- **RECORDS FOR THE TASK**:
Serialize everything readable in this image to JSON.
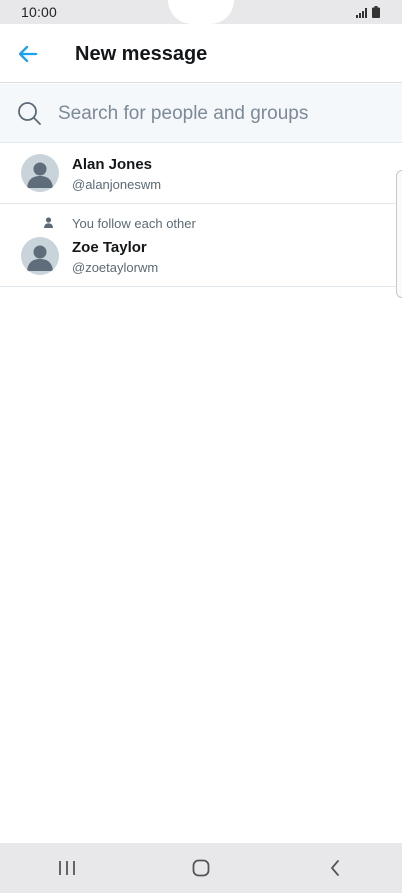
{
  "status_bar": {
    "time": "10:00"
  },
  "header": {
    "title": "New message"
  },
  "search": {
    "placeholder": "Search for people and groups",
    "value": ""
  },
  "contacts": [
    {
      "name": "Alan Jones",
      "handle": "@alanjoneswm",
      "social_context": ""
    },
    {
      "name": "Zoe Taylor",
      "handle": "@zoetaylorwm",
      "social_context": "You follow each other"
    }
  ],
  "colors": {
    "accent": "#1da1f2",
    "secondary_text": "#5b6a76",
    "avatar_bg": "#c9d3da"
  }
}
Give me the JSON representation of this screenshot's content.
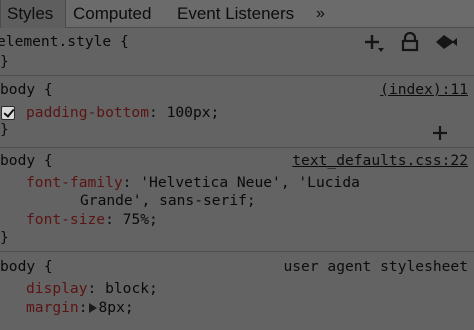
{
  "tabs": {
    "styles": "Styles",
    "computed": "Computed",
    "event_listeners": "Event Listeners",
    "more": "»"
  },
  "rules": [
    {
      "selector_line": "element.style {",
      "close": "}"
    },
    {
      "selector_line": "body {",
      "source": "(index):11",
      "declarations": [
        {
          "property": "padding-bottom",
          "value": "100px;",
          "checked": true
        }
      ],
      "close": "}"
    },
    {
      "selector_line": "body {",
      "source": "text_defaults.css:22",
      "declarations": [
        {
          "property": "font-family",
          "value": "'Helvetica Neue', 'Lucida",
          "value_cont": "Grande', sans-serif;"
        },
        {
          "property": "font-size",
          "value": "75%;"
        }
      ],
      "close": "}"
    },
    {
      "selector_line": "body {",
      "source": "user agent stylesheet",
      "declarations": [
        {
          "property": "display",
          "value": "block;"
        },
        {
          "property": "margin",
          "value": "8px;"
        }
      ]
    }
  ],
  "punct": {
    "colon": ":"
  }
}
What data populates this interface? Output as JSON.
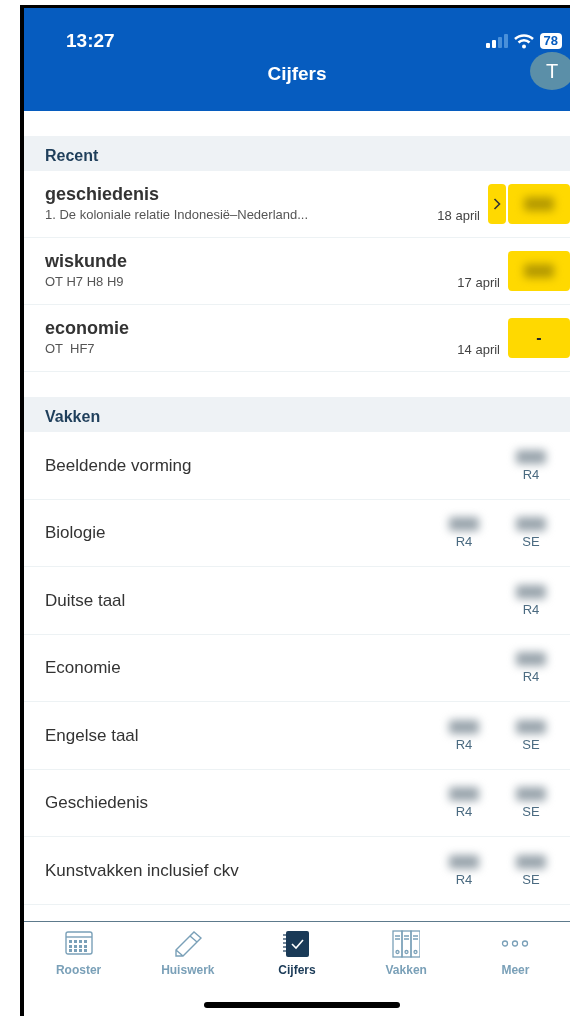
{
  "status_bar": {
    "time": "13:27",
    "battery": "78"
  },
  "header": {
    "title": "Cijfers",
    "avatar_initial": "T"
  },
  "recent": {
    "heading": "Recent",
    "items": [
      {
        "subject": "geschiedenis",
        "description": "1. De koloniale relatie Indonesië–Nederland...",
        "date": "18 april",
        "has_arrow": true,
        "grade_hidden": true
      },
      {
        "subject": "wiskunde",
        "description": "OT H7 H8 H9",
        "date": "17 april",
        "has_arrow": false,
        "grade_hidden": true
      },
      {
        "subject": "economie",
        "description": "OT  HF7",
        "date": "14 april",
        "has_arrow": false,
        "grade_hidden": false,
        "grade": "-"
      }
    ]
  },
  "subjects": {
    "heading": "Vakken",
    "items": [
      {
        "name": "Beeldende vorming",
        "grades": [
          {
            "label": "R4"
          }
        ]
      },
      {
        "name": "Biologie",
        "grades": [
          {
            "label": "R4"
          },
          {
            "label": "SE"
          }
        ]
      },
      {
        "name": "Duitse taal",
        "grades": [
          {
            "label": "R4"
          }
        ]
      },
      {
        "name": "Economie",
        "grades": [
          {
            "label": "R4"
          }
        ]
      },
      {
        "name": "Engelse taal",
        "grades": [
          {
            "label": "R4"
          },
          {
            "label": "SE"
          }
        ]
      },
      {
        "name": "Geschiedenis",
        "grades": [
          {
            "label": "R4"
          },
          {
            "label": "SE"
          }
        ]
      },
      {
        "name": "Kunstvakken inclusief ckv",
        "grades": [
          {
            "label": "R4"
          },
          {
            "label": "SE"
          }
        ]
      }
    ]
  },
  "tabs": [
    {
      "label": "Rooster",
      "kind": "calendar",
      "selected": false
    },
    {
      "label": "Huiswerk",
      "kind": "pencil",
      "selected": false
    },
    {
      "label": "Cijfers",
      "kind": "notebook",
      "selected": true
    },
    {
      "label": "Vakken",
      "kind": "binders",
      "selected": false
    },
    {
      "label": "Meer",
      "kind": "dots",
      "selected": false
    }
  ]
}
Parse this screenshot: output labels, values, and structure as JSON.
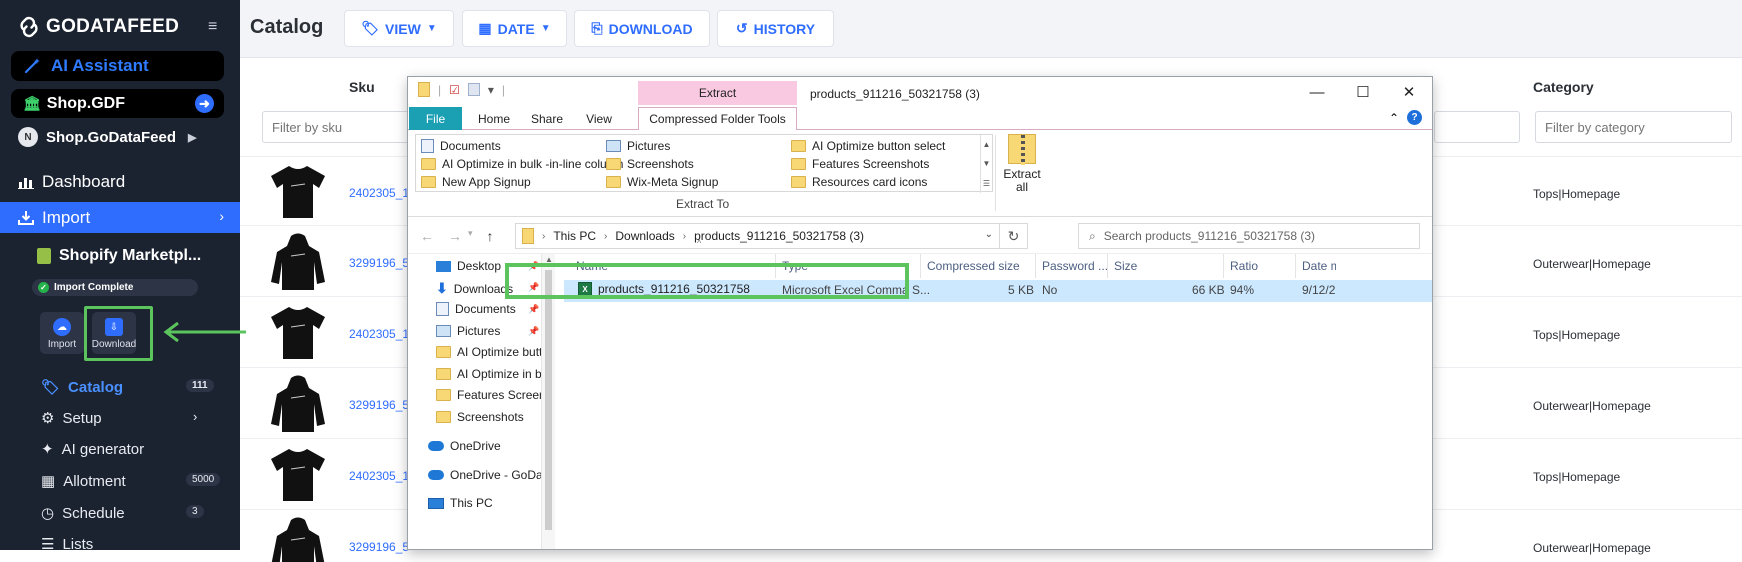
{
  "brand": {
    "name": "GODATAFEED"
  },
  "sidebar": {
    "ai_assistant": "AI Assistant",
    "shop_gdf": "Shop.GDF",
    "account_initial": "N",
    "account_name": "Shop.GoDataFeed",
    "dashboard": "Dashboard",
    "import": "Import",
    "feed_name": "Shopify Marketpl...",
    "import_status": "Import Complete",
    "import_btn": "Import",
    "download_btn": "Download",
    "items": [
      {
        "label": "Catalog",
        "badge": "111",
        "icon": "tag-icon"
      },
      {
        "label": "Setup",
        "icon": "gear-icon"
      },
      {
        "label": "AI generator",
        "icon": "wand-icon"
      },
      {
        "label": "Allotment",
        "badge": "5000",
        "icon": "calculator-icon"
      },
      {
        "label": "Schedule",
        "badge": "3",
        "icon": "clock-icon"
      },
      {
        "label": "Lists",
        "icon": "list-icon"
      }
    ]
  },
  "toolbar": {
    "title": "Catalog",
    "view": "VIEW",
    "date": "DATE",
    "download": "DOWNLOAD",
    "history": "HISTORY"
  },
  "table": {
    "col_sku": "Sku",
    "col_category": "Category",
    "filter_sku": "Filter by sku",
    "filter_category": "Filter by category",
    "rows": [
      {
        "sku": "2402305_1",
        "category": "Tops|Homepage",
        "kind": "tshirt"
      },
      {
        "sku": "3299196_5",
        "category": "Outerwear|Homepage",
        "kind": "hoodie"
      },
      {
        "sku": "2402305_1",
        "category": "Tops|Homepage",
        "kind": "tshirt"
      },
      {
        "sku": "3299196_5",
        "category": "Outerwear|Homepage",
        "kind": "hoodie"
      },
      {
        "sku": "2402305_1",
        "category": "Tops|Homepage",
        "kind": "tshirt"
      },
      {
        "sku": "3299196_5",
        "category": "Outerwear|Homepage",
        "kind": "hoodie"
      }
    ]
  },
  "explorer": {
    "extract_tab": "Extract",
    "title": "products_911216_50321758 (3)",
    "tabs": [
      "File",
      "Home",
      "Share",
      "View",
      "Compressed Folder Tools"
    ],
    "gallery": [
      {
        "label": "Documents",
        "icon": "documents-icon"
      },
      {
        "label": "AI Optimize in bulk -in-line column",
        "icon": "folder-icon"
      },
      {
        "label": "New App Signup",
        "icon": "folder-icon"
      },
      {
        "label": "Pictures",
        "icon": "pictures-icon"
      },
      {
        "label": "Screenshots",
        "icon": "folder-icon"
      },
      {
        "label": "Wix-Meta Signup",
        "icon": "folder-icon"
      },
      {
        "label": "AI Optimize button select",
        "icon": "folder-icon"
      },
      {
        "label": "Features Screenshots",
        "icon": "folder-icon"
      },
      {
        "label": "Resources card icons",
        "icon": "folder-icon"
      }
    ],
    "extract_to": "Extract To",
    "extract_all": "Extract all",
    "path": [
      "This PC",
      "Downloads",
      "products_911216_50321758 (3)"
    ],
    "search_placeholder": "Search products_911216_50321758 (3)",
    "nav": [
      {
        "label": "Desktop",
        "icon": "desktop-icon",
        "pinned": true
      },
      {
        "label": "Downloads",
        "icon": "download-icon",
        "pinned": true
      },
      {
        "label": "Documents",
        "icon": "documents-icon",
        "pinned": true
      },
      {
        "label": "Pictures",
        "icon": "pictures-icon",
        "pinned": true
      },
      {
        "label": "AI Optimize butto",
        "icon": "folder-icon"
      },
      {
        "label": "AI Optimize in bul",
        "icon": "folder-icon"
      },
      {
        "label": "Features Screensh",
        "icon": "folder-icon"
      },
      {
        "label": "Screenshots",
        "icon": "folder-icon"
      },
      {
        "label": "OneDrive",
        "icon": "cloud-icon"
      },
      {
        "label": "OneDrive - GoDataF",
        "icon": "cloud-icon"
      },
      {
        "label": "This PC",
        "icon": "pc-icon"
      }
    ],
    "columns": [
      "Name",
      "Type",
      "Compressed size",
      "Password ...",
      "Size",
      "Ratio",
      "Date m"
    ],
    "file": {
      "name": "products_911216_50321758",
      "type": "Microsoft Excel Comma S...",
      "compressed_size": "5 KB",
      "password": "No",
      "size": "66 KB",
      "ratio": "94%",
      "date": "9/12/2"
    }
  },
  "colors": {
    "accent": "#2f6dff",
    "sidebar": "#1b2230",
    "highlight": "#5cc45c"
  }
}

- **REQUIREMENTS**: Search the records for the word "Signup", then list every line that has it.

- **EXPECTED OUTPUT**:
        "label": "New App Signup",
        "label": "Wix-Meta Signup",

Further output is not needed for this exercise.